▶ [INSTRUCTIONS TO FOLLOW]: Gather, from the data below, each line in which the word "города" occurs.

▶ [TASK DATA]:

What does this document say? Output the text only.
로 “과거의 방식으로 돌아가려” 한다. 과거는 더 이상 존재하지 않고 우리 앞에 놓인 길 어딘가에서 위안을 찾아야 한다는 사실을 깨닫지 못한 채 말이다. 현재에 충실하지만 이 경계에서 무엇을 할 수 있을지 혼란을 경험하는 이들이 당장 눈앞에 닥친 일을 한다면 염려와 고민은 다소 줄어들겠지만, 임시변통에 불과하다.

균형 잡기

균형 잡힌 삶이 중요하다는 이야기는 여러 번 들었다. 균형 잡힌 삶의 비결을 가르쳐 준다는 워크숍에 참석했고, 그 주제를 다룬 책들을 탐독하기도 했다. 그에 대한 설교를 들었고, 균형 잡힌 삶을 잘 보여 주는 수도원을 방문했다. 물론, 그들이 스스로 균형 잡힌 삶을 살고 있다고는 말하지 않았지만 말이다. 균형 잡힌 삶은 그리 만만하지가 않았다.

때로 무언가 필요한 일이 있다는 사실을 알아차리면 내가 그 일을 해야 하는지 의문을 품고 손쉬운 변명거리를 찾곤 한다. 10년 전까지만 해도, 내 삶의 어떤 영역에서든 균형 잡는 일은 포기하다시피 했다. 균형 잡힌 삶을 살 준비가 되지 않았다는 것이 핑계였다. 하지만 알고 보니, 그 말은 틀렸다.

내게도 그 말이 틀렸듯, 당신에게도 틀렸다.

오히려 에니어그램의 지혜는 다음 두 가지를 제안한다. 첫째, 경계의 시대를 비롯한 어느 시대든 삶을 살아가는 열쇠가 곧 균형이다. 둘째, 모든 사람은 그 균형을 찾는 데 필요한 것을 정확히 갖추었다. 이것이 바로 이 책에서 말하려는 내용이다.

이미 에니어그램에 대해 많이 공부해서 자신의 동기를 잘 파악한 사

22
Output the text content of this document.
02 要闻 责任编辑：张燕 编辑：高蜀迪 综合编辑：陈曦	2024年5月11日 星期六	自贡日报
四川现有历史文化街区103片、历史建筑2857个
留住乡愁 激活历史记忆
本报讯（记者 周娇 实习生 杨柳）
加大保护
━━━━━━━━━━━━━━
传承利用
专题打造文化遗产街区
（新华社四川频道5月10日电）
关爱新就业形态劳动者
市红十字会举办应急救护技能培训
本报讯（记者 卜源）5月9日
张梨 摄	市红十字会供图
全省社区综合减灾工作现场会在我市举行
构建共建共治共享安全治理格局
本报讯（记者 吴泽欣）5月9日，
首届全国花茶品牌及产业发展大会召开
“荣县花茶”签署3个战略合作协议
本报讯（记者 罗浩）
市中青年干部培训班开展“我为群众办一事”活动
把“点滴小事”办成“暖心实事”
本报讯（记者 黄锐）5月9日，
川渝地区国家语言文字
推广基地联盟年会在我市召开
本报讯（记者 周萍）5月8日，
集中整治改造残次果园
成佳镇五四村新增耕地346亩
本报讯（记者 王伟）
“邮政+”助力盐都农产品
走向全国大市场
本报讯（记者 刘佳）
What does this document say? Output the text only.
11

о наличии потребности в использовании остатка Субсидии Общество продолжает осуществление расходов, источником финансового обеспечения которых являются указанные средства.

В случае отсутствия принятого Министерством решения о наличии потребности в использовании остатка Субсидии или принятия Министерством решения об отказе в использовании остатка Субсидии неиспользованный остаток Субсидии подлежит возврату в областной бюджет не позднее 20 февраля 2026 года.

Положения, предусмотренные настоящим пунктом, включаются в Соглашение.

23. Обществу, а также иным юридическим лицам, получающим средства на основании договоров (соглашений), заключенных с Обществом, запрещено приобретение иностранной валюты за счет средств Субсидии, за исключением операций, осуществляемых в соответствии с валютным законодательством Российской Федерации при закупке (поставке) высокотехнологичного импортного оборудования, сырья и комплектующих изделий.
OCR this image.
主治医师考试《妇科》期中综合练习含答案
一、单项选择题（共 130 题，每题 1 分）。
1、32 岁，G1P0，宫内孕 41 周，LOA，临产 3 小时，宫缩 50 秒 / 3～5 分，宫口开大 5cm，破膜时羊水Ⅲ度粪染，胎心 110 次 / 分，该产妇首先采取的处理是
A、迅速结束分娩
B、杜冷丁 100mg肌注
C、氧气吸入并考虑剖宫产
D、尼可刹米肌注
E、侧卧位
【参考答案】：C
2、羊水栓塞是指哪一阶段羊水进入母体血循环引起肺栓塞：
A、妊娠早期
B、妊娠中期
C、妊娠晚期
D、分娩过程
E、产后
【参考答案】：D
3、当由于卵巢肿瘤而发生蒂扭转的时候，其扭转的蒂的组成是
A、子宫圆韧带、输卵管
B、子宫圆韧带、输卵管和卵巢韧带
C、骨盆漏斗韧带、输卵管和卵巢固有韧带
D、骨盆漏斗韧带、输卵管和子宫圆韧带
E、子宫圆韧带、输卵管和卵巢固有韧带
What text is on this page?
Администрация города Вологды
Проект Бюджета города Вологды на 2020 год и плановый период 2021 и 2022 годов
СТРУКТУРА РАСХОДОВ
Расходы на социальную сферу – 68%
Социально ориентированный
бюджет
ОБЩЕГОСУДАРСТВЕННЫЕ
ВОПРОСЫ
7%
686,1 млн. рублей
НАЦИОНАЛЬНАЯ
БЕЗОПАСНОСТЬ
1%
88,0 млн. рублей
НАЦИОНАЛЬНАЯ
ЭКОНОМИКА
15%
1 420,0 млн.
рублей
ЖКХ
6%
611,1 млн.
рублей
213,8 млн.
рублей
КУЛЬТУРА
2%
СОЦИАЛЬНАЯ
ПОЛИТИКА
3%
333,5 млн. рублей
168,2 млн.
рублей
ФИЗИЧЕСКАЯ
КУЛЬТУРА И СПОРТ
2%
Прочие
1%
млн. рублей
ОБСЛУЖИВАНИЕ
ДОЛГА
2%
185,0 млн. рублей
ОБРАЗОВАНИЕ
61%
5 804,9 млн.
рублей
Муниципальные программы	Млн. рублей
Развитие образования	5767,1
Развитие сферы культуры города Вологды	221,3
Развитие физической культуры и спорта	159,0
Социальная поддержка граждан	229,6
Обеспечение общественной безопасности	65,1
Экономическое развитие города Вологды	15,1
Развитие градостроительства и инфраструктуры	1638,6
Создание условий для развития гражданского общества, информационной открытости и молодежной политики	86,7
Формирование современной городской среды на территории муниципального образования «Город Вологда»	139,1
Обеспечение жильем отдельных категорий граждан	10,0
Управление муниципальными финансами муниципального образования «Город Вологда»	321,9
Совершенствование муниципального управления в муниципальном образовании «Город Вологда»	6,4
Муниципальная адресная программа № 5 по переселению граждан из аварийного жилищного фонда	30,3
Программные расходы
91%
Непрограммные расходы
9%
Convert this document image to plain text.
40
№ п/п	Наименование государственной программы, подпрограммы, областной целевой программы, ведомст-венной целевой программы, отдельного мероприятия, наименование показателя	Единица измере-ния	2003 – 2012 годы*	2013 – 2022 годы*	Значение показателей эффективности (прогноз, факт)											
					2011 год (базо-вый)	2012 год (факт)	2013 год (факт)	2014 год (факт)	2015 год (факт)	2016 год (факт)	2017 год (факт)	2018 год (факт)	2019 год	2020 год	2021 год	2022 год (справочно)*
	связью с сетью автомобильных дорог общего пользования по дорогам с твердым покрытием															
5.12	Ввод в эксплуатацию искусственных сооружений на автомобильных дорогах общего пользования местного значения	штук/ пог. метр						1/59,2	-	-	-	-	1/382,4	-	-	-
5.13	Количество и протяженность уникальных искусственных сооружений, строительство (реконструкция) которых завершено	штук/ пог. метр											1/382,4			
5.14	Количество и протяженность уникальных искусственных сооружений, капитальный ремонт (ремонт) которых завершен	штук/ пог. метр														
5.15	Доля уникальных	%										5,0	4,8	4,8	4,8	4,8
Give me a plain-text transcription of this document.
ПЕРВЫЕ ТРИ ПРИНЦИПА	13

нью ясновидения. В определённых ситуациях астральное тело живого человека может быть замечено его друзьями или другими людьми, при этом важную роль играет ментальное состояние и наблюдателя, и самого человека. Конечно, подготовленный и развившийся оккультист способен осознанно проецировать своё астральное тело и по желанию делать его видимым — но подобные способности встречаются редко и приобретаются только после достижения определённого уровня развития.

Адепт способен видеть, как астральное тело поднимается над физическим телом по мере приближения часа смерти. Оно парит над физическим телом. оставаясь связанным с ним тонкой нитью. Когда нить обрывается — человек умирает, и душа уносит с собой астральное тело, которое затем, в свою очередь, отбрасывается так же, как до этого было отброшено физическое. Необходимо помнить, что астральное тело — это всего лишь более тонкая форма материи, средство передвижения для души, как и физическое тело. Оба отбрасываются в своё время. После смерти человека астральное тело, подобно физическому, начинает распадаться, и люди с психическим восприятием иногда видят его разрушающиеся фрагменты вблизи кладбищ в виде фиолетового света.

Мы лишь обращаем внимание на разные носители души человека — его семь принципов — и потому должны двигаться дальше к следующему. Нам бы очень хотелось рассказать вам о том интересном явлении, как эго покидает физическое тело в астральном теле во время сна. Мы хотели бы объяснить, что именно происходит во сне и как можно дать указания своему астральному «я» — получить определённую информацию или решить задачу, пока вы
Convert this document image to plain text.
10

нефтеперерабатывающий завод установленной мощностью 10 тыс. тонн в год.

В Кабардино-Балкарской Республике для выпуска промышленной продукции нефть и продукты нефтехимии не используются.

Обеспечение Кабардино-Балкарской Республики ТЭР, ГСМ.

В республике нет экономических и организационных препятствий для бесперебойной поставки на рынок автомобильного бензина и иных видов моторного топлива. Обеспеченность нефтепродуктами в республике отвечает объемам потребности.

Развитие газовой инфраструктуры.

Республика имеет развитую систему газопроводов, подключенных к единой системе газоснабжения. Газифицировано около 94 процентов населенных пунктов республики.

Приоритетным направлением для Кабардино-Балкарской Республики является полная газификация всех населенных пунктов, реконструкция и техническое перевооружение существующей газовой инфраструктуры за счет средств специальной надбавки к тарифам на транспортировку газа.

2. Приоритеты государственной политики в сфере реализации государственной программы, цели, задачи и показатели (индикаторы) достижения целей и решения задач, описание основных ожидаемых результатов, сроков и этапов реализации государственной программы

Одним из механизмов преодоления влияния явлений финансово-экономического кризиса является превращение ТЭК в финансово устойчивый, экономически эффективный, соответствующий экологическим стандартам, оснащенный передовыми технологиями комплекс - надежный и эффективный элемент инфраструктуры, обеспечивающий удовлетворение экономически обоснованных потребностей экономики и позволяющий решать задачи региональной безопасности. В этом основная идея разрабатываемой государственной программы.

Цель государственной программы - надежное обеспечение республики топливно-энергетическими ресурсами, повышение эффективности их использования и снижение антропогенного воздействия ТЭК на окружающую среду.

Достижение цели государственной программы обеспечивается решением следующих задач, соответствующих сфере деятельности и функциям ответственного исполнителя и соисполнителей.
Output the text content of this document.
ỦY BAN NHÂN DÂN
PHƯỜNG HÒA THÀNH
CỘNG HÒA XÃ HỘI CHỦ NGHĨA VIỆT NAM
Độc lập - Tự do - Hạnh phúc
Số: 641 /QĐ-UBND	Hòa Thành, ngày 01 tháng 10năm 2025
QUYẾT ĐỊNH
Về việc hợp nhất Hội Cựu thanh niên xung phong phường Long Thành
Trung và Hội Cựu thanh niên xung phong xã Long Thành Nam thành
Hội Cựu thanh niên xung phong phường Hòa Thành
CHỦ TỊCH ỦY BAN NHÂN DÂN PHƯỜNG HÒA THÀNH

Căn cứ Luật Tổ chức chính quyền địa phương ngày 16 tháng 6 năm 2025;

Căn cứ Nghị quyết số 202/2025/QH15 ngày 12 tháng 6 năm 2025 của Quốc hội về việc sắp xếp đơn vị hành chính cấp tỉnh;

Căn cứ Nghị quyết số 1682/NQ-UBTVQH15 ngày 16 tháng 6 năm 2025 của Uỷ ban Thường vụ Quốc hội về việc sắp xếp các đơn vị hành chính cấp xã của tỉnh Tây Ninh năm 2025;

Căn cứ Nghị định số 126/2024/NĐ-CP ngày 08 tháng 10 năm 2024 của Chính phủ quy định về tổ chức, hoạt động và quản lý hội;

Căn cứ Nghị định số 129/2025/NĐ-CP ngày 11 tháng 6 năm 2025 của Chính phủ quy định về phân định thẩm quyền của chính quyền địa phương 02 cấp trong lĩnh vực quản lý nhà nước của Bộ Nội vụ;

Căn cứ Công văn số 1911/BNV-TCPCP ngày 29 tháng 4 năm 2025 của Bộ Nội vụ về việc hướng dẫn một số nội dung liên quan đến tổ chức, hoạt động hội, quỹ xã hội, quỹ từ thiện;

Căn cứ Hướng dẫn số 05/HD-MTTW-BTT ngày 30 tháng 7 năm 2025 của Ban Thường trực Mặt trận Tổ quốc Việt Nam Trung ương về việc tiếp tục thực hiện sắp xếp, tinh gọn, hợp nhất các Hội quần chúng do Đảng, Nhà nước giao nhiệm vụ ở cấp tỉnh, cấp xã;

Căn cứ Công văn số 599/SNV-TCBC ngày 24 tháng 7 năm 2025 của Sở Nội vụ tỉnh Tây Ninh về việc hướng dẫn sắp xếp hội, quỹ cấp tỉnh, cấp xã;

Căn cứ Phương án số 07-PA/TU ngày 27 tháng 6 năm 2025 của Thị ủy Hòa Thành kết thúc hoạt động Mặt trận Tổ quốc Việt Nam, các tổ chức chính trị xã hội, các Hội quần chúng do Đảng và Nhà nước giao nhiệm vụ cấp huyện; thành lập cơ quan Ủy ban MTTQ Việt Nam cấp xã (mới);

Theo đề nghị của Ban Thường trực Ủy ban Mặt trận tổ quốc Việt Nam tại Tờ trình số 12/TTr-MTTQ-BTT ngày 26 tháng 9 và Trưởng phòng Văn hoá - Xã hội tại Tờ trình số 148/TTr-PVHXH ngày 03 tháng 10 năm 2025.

▶ [THE REPLY]:
Администрация города Вологды
Проект Бюджета города Вологды на 2020 год и плановый период 2021 и 2022 годов
Развитие сферы культуры города Вологды	221,3
Экономическое развитие города Вологды	15,1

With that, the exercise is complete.